Collected data entries

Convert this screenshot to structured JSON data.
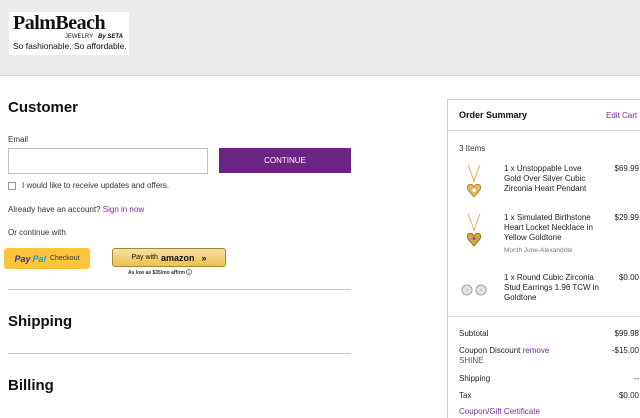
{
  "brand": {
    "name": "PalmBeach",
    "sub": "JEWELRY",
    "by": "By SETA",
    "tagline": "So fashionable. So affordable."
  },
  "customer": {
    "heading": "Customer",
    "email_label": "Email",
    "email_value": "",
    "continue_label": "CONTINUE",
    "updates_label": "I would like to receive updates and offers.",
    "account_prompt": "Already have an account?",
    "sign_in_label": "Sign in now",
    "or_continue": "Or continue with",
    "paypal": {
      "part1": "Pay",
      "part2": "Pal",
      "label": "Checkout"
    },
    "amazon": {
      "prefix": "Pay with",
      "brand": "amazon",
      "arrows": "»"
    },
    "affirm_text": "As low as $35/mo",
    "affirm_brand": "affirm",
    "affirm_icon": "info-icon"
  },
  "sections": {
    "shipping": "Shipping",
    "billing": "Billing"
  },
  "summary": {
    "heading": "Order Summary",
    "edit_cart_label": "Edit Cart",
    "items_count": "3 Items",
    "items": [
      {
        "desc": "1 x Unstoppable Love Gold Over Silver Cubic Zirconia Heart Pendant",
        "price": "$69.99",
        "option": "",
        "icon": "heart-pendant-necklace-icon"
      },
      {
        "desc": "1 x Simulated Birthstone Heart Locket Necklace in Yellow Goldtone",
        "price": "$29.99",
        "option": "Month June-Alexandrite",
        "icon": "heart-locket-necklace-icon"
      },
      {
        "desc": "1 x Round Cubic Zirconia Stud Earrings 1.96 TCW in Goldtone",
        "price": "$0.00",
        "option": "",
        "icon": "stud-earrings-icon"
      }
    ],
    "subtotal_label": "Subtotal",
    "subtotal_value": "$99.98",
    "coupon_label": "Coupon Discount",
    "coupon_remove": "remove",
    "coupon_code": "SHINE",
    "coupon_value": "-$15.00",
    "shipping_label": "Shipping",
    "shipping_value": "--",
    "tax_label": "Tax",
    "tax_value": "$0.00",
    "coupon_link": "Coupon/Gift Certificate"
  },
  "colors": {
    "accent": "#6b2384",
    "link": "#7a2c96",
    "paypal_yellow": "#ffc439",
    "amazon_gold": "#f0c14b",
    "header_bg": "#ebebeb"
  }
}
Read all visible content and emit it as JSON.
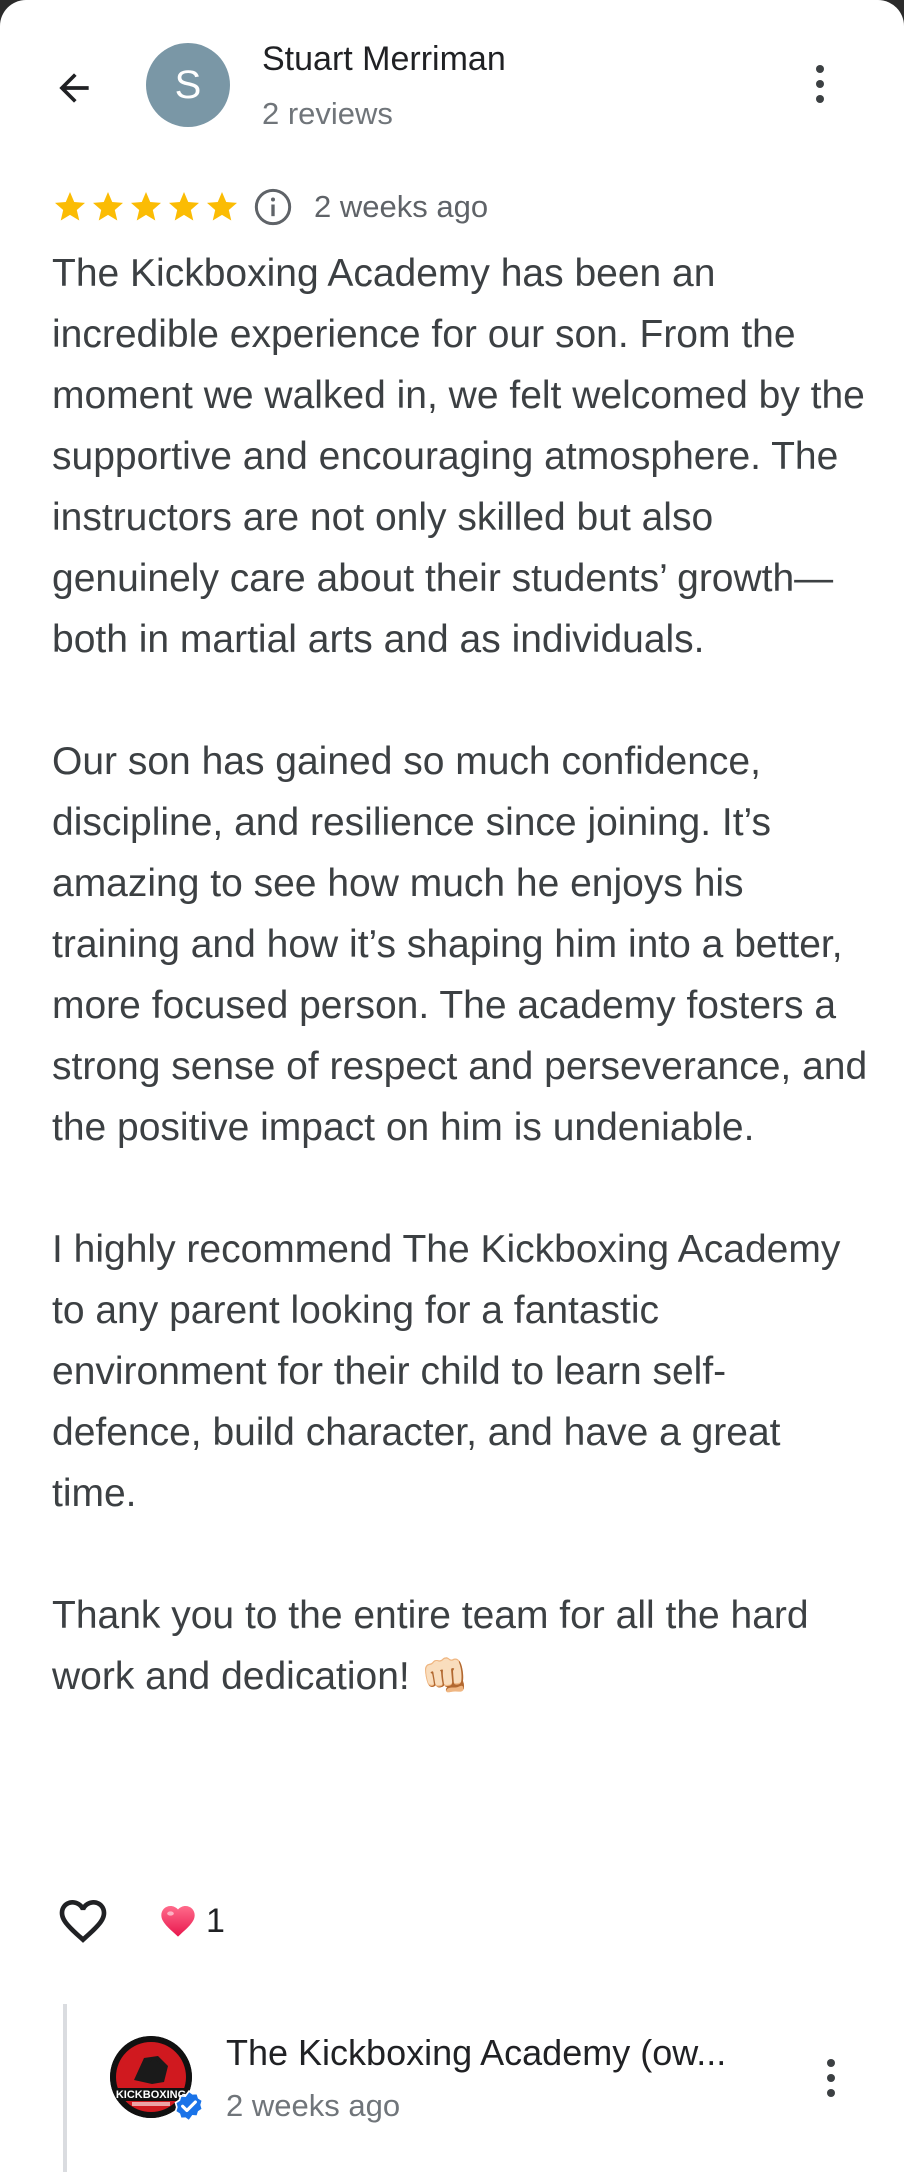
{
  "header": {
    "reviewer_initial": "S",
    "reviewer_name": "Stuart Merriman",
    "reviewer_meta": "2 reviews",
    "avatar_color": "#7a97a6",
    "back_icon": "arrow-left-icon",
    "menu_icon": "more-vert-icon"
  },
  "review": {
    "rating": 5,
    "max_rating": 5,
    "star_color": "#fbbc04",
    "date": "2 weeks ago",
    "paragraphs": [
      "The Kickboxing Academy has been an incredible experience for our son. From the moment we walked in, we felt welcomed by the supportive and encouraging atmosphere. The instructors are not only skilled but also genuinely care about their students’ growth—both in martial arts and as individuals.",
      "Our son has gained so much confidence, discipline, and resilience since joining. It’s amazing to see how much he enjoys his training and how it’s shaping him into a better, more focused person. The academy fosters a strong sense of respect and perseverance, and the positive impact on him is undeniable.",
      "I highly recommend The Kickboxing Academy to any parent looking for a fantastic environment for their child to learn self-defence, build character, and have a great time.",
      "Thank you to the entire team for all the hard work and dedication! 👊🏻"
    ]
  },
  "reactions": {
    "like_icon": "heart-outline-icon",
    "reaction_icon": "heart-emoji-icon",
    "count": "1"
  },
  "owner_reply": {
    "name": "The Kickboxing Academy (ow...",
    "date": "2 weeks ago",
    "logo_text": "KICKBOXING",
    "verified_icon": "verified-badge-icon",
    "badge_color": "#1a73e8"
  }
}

* * *

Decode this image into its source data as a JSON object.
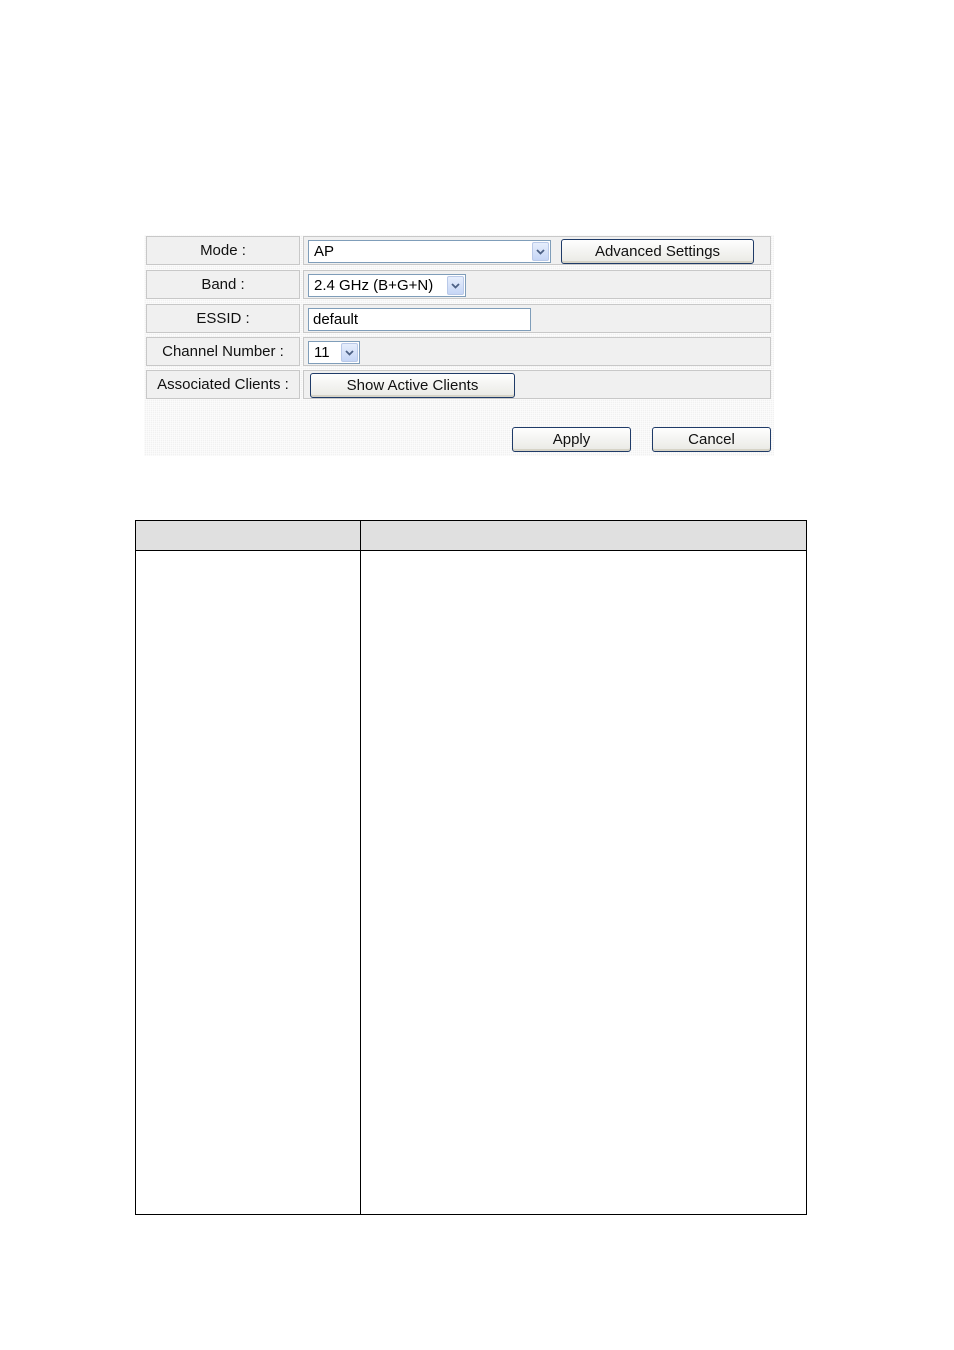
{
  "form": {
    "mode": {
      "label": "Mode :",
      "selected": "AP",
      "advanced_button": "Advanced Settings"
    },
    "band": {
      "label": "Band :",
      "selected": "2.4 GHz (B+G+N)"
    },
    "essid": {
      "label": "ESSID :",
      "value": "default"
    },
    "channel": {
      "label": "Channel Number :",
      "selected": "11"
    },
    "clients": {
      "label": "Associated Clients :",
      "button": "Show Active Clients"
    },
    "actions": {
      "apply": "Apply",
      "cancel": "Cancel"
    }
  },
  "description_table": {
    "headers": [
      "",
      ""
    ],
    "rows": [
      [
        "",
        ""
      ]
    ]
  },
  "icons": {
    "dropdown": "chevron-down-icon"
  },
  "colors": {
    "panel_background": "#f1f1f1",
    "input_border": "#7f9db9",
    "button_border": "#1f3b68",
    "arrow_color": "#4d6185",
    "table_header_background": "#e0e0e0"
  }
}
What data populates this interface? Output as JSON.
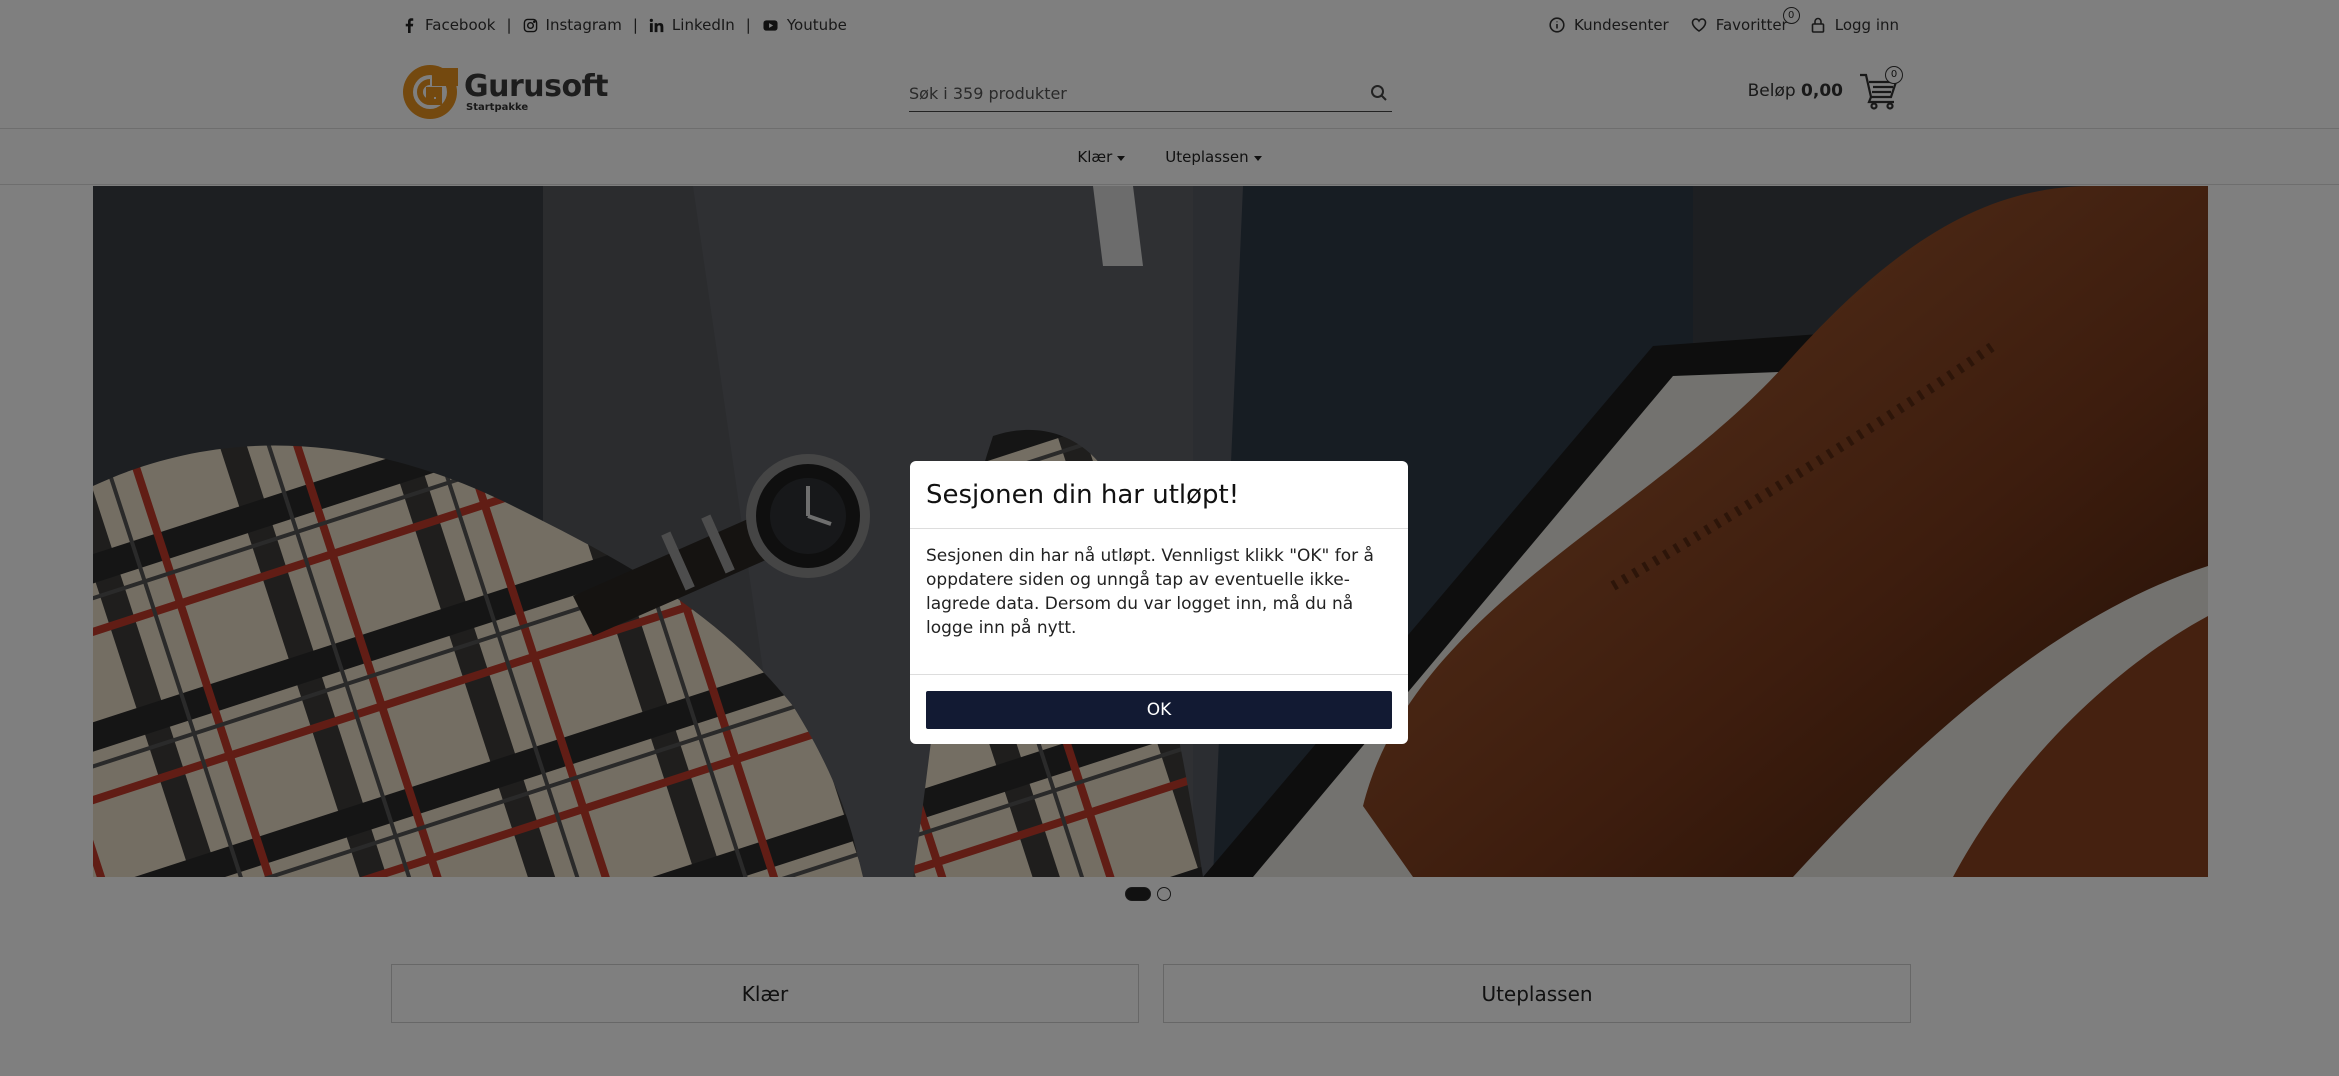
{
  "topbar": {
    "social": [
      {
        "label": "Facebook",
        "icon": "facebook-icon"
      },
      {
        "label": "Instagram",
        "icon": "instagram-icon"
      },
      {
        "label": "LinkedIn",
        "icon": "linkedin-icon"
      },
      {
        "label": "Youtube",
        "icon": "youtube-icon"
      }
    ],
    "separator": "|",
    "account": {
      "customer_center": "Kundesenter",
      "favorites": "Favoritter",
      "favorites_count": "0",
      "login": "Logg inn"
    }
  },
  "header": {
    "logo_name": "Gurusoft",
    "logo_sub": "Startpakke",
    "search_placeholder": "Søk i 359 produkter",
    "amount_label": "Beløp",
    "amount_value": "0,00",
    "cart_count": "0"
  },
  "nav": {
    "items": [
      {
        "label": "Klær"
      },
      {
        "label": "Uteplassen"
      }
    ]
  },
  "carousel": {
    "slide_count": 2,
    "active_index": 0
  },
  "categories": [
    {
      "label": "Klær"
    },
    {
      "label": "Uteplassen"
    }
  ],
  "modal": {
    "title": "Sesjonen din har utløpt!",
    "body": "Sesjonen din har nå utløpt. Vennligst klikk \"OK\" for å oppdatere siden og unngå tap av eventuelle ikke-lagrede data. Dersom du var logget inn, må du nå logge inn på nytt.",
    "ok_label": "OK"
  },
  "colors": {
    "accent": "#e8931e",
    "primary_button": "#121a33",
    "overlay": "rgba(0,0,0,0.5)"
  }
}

What you should do: The word "selected" appears in how many lines of the data? Answer with only the number.

Exercise answer: 3